_Required work_
Write out the data below exactly as given, without any of its pictures.

— Start —

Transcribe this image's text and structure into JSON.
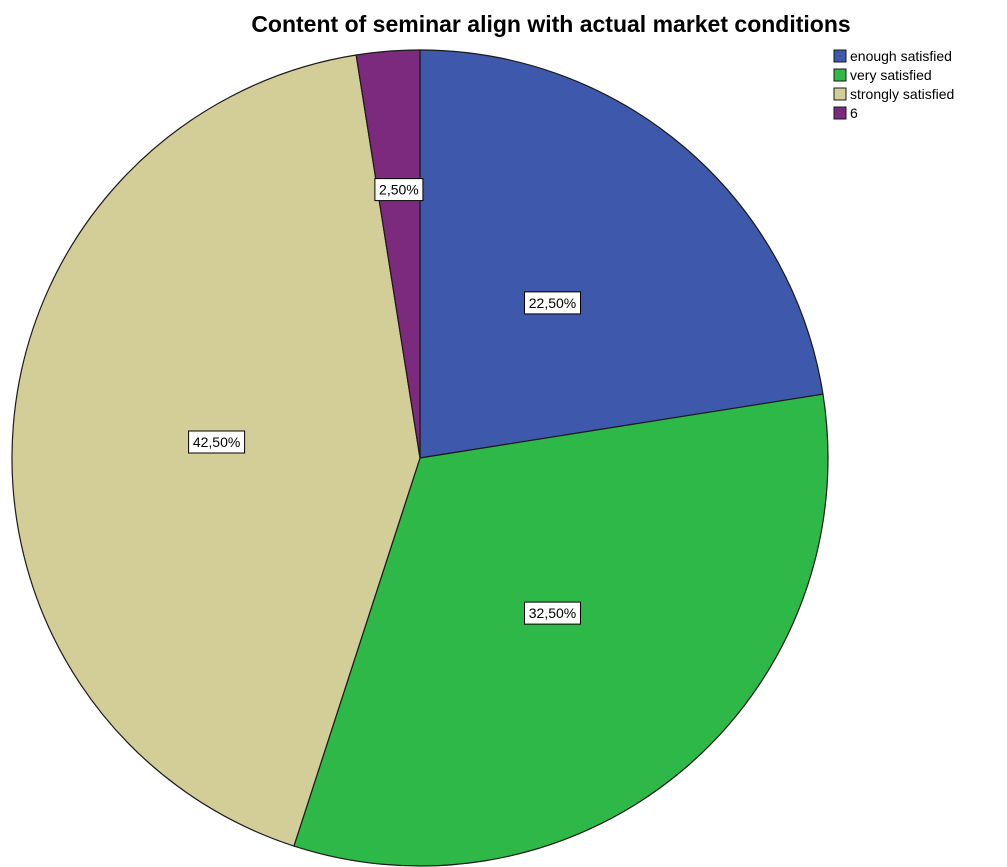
{
  "chart_data": {
    "type": "pie",
    "title": "Content of seminar align with actual market conditions",
    "legend_position": "top-right",
    "slices": [
      {
        "name": "enough satisfied",
        "value": 22.5,
        "label": "22,50%",
        "color": "#3e58ac"
      },
      {
        "name": "very satisfied",
        "value": 32.5,
        "label": "32,50%",
        "color": "#2eb848"
      },
      {
        "name": "strongly satisfied",
        "value": 42.5,
        "label": "42,50%",
        "color": "#d3ce97"
      },
      {
        "name": "6",
        "value": 2.5,
        "label": "2,50%",
        "color": "#7c2a7e"
      }
    ]
  }
}
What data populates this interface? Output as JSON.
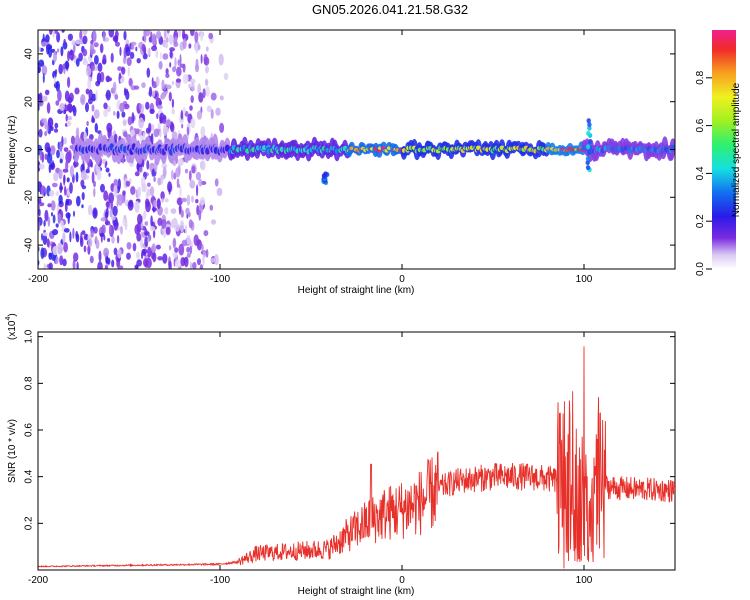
{
  "title": "GN05.2026.041.21.58.G32",
  "colorbar": {
    "label": "Normalized spectral amplitude",
    "ticks": [
      "0.0",
      "0.2",
      "0.4",
      "0.6",
      "0.8"
    ]
  },
  "chart_data": [
    {
      "type": "heatmap",
      "name": "spectrogram",
      "xlabel": "Height of straight line (km)",
      "ylabel": "Frequency (Hz)",
      "xlim": [
        -200,
        150
      ],
      "ylim": [
        -50,
        50
      ],
      "xticks": [
        -200,
        -100,
        0,
        100
      ],
      "yticks": [
        -40,
        -20,
        0,
        20,
        40
      ],
      "xtick_labels": [
        "-200",
        "-100",
        "0",
        "100"
      ],
      "ytick_labels": [
        "-40",
        "-20",
        "0",
        "20",
        "40"
      ],
      "value_range": [
        0,
        1
      ],
      "noise_region_km": [
        -200,
        -95
      ],
      "ridge": {
        "frequency_hz": 0,
        "segments": [
          {
            "from_km": -180,
            "to_km": -95,
            "amplitude": 0.25,
            "halfwidth_hz": 4
          },
          {
            "from_km": -95,
            "to_km": -30,
            "amplitude": 0.45,
            "halfwidth_hz": 3
          },
          {
            "from_km": -30,
            "to_km": 0,
            "amplitude": 0.9,
            "halfwidth_hz": 2
          },
          {
            "from_km": 0,
            "to_km": 80,
            "amplitude": 0.7,
            "halfwidth_hz": 2.5
          },
          {
            "from_km": 80,
            "to_km": 100,
            "amplitude": 0.95,
            "halfwidth_hz": 2
          },
          {
            "from_km": 100,
            "to_km": 150,
            "amplitude": 0.35,
            "halfwidth_hz": 3
          }
        ]
      },
      "features": [
        {
          "at_km": 103,
          "frequency_range_hz": [
            -10,
            14
          ],
          "note": "vertical burst"
        },
        {
          "at_km": -42,
          "frequency_range_hz": [
            -14,
            -10
          ],
          "note": "branch"
        }
      ]
    },
    {
      "type": "line",
      "name": "snr",
      "xlabel": "Height of straight line (km)",
      "ylabel": "SNR (10 * v/v)",
      "y_multiplier": "(x10",
      "y_multiplier_exp": "4",
      "xlim": [
        -200,
        150
      ],
      "ylim": [
        0,
        1.02
      ],
      "xticks": [
        -200,
        -100,
        0,
        100
      ],
      "yticks": [
        0.2,
        0.4,
        0.6,
        0.8,
        1.0
      ],
      "xtick_labels": [
        "-200",
        "-100",
        "0",
        "100"
      ],
      "ytick_labels": [
        "0.2",
        "0.4",
        "0.6",
        "0.8",
        "1.0"
      ],
      "color": "#e8302a",
      "envelope": {
        "x": [
          -200,
          -150,
          -100,
          -90,
          -80,
          -60,
          -40,
          -30,
          -20,
          -10,
          0,
          10,
          20,
          30,
          50,
          70,
          90,
          95,
          100,
          103,
          105,
          108,
          110,
          120,
          150
        ],
        "y": [
          0.015,
          0.02,
          0.025,
          0.035,
          0.07,
          0.08,
          0.09,
          0.15,
          0.2,
          0.24,
          0.26,
          0.29,
          0.35,
          0.38,
          0.4,
          0.4,
          0.38,
          0.34,
          0.3,
          0.22,
          0.25,
          0.36,
          0.36,
          0.35,
          0.34
        ]
      },
      "peaks": [
        {
          "x": -17,
          "y": 0.47
        },
        {
          "x": 92,
          "y": 0.73
        },
        {
          "x": 100,
          "y": 1.0
        },
        {
          "x": 107,
          "y": 0.6
        }
      ]
    }
  ]
}
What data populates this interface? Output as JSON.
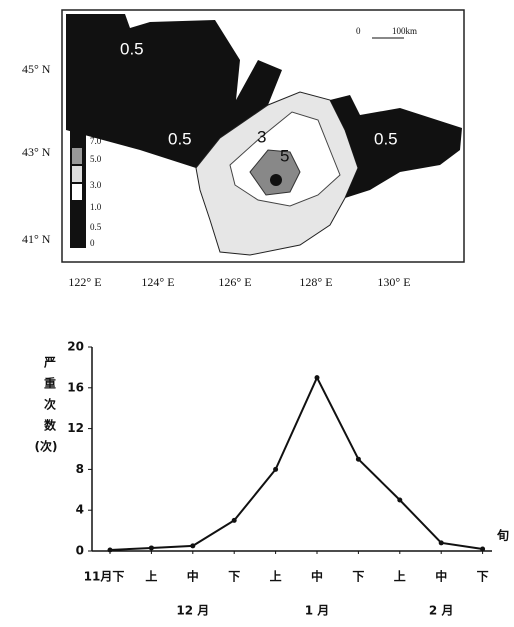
{
  "map": {
    "lat_labels": [
      "45° N",
      "43° N",
      "41° N"
    ],
    "lon_labels": [
      "122° E",
      "124° E",
      "126° E",
      "128° E",
      "130° E"
    ],
    "scale": [
      "0",
      "100km"
    ],
    "legend": [
      "7.0",
      "5.0",
      "3.0",
      "1.0",
      "0.5",
      "0"
    ],
    "contour_labels": [
      "0.5",
      "0.5",
      "0.5",
      "3",
      "5"
    ]
  },
  "chart_data": {
    "type": "line",
    "y_label": [
      "严",
      "重",
      "次",
      "数",
      "(次)"
    ],
    "x_label": "旬",
    "categories": [
      "11月下",
      "上",
      "中",
      "下",
      "上",
      "中",
      "下",
      "上",
      "中",
      "下"
    ],
    "month_labels": [
      "12 月",
      "1 月",
      "2 月"
    ],
    "values": [
      0.1,
      0.3,
      0.5,
      3,
      8,
      17,
      9,
      5,
      0.8,
      0.2
    ],
    "color": "#111",
    "ylim": [
      0,
      20
    ],
    "yticks": [
      0,
      4,
      8,
      12,
      16,
      20
    ]
  }
}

— End —

_Result of the task_
Transcribe this image's text and structure into JSON.
{
  "chart_data": {
    "type": "pie",
    "title": "Content of seminar align with actual market conditions",
    "legend_position": "top-right",
    "slices": [
      {
        "name": "enough satisfied",
        "value": 22.5,
        "label": "22,50%",
        "color": "#3e58ac"
      },
      {
        "name": "very satisfied",
        "value": 32.5,
        "label": "32,50%",
        "color": "#2eb848"
      },
      {
        "name": "strongly satisfied",
        "value": 42.5,
        "label": "42,50%",
        "color": "#d3ce97"
      },
      {
        "name": "6",
        "value": 2.5,
        "label": "2,50%",
        "color": "#7c2a7e"
      }
    ]
  }
}
What data populates this interface? Output as JSON.
{
  "title": "GN05.2026.041.21.58.G32",
  "colorbar": {
    "label": "Normalized spectral amplitude",
    "ticks": [
      "0.0",
      "0.2",
      "0.4",
      "0.6",
      "0.8"
    ]
  },
  "chart_data": [
    {
      "type": "heatmap",
      "name": "spectrogram",
      "xlabel": "Height of straight line (km)",
      "ylabel": "Frequency (Hz)",
      "xlim": [
        -200,
        150
      ],
      "ylim": [
        -50,
        50
      ],
      "xticks": [
        -200,
        -100,
        0,
        100
      ],
      "yticks": [
        -40,
        -20,
        0,
        20,
        40
      ],
      "xtick_labels": [
        "-200",
        "-100",
        "0",
        "100"
      ],
      "ytick_labels": [
        "-40",
        "-20",
        "0",
        "20",
        "40"
      ],
      "value_range": [
        0,
        1
      ],
      "noise_region_km": [
        -200,
        -95
      ],
      "ridge": {
        "frequency_hz": 0,
        "segments": [
          {
            "from_km": -180,
            "to_km": -95,
            "amplitude": 0.25,
            "halfwidth_hz": 4
          },
          {
            "from_km": -95,
            "to_km": -30,
            "amplitude": 0.45,
            "halfwidth_hz": 3
          },
          {
            "from_km": -30,
            "to_km": 0,
            "amplitude": 0.9,
            "halfwidth_hz": 2
          },
          {
            "from_km": 0,
            "to_km": 80,
            "amplitude": 0.7,
            "halfwidth_hz": 2.5
          },
          {
            "from_km": 80,
            "to_km": 100,
            "amplitude": 0.95,
            "halfwidth_hz": 2
          },
          {
            "from_km": 100,
            "to_km": 150,
            "amplitude": 0.35,
            "halfwidth_hz": 3
          }
        ]
      },
      "features": [
        {
          "at_km": 103,
          "frequency_range_hz": [
            -10,
            14
          ],
          "note": "vertical burst"
        },
        {
          "at_km": -42,
          "frequency_range_hz": [
            -14,
            -10
          ],
          "note": "branch"
        }
      ]
    },
    {
      "type": "line",
      "name": "snr",
      "xlabel": "Height of straight line (km)",
      "ylabel": "SNR (10 * v/v)",
      "y_multiplier": "(x10",
      "y_multiplier_exp": "4",
      "xlim": [
        -200,
        150
      ],
      "ylim": [
        0,
        1.02
      ],
      "xticks": [
        -200,
        -100,
        0,
        100
      ],
      "yticks": [
        0.2,
        0.4,
        0.6,
        0.8,
        1.0
      ],
      "xtick_labels": [
        "-200",
        "-100",
        "0",
        "100"
      ],
      "ytick_labels": [
        "0.2",
        "0.4",
        "0.6",
        "0.8",
        "1.0"
      ],
      "color": "#e8302a",
      "envelope": {
        "x": [
          -200,
          -150,
          -100,
          -90,
          -80,
          -60,
          -40,
          -30,
          -20,
          -10,
          0,
          10,
          20,
          30,
          50,
          70,
          90,
          95,
          100,
          103,
          105,
          108,
          110,
          120,
          150
        ],
        "y": [
          0.015,
          0.02,
          0.025,
          0.035,
          0.07,
          0.08,
          0.09,
          0.15,
          0.2,
          0.24,
          0.26,
          0.29,
          0.35,
          0.38,
          0.4,
          0.4,
          0.38,
          0.34,
          0.3,
          0.22,
          0.25,
          0.36,
          0.36,
          0.35,
          0.34
        ]
      },
      "peaks": [
        {
          "x": -17,
          "y": 0.47
        },
        {
          "x": 92,
          "y": 0.73
        },
        {
          "x": 100,
          "y": 1.0
        },
        {
          "x": 107,
          "y": 0.6
        }
      ]
    }
  ]
}
What data populates this interface? Output as JSON.
{
  "map": {
    "lat_labels": [
      "45° N",
      "43° N",
      "41° N"
    ],
    "lon_labels": [
      "122° E",
      "124° E",
      "126° E",
      "128° E",
      "130° E"
    ],
    "scale": [
      "0",
      "100km"
    ],
    "legend": [
      "7.0",
      "5.0",
      "3.0",
      "1.0",
      "0.5",
      "0"
    ],
    "contour_labels": [
      "0.5",
      "0.5",
      "0.5",
      "3",
      "5"
    ]
  },
  "chart_data": {
    "type": "line",
    "y_label": [
      "严",
      "重",
      "次",
      "数",
      "(次)"
    ],
    "x_label": "旬",
    "categories": [
      "11月下",
      "上",
      "中",
      "下",
      "上",
      "中",
      "下",
      "上",
      "中",
      "下"
    ],
    "month_labels": [
      "12 月",
      "1 月",
      "2 月"
    ],
    "values": [
      0.1,
      0.3,
      0.5,
      3,
      8,
      17,
      9,
      5,
      0.8,
      0.2
    ],
    "color": "#111",
    "ylim": [
      0,
      20
    ],
    "yticks": [
      0,
      4,
      8,
      12,
      16,
      20
    ]
  }
}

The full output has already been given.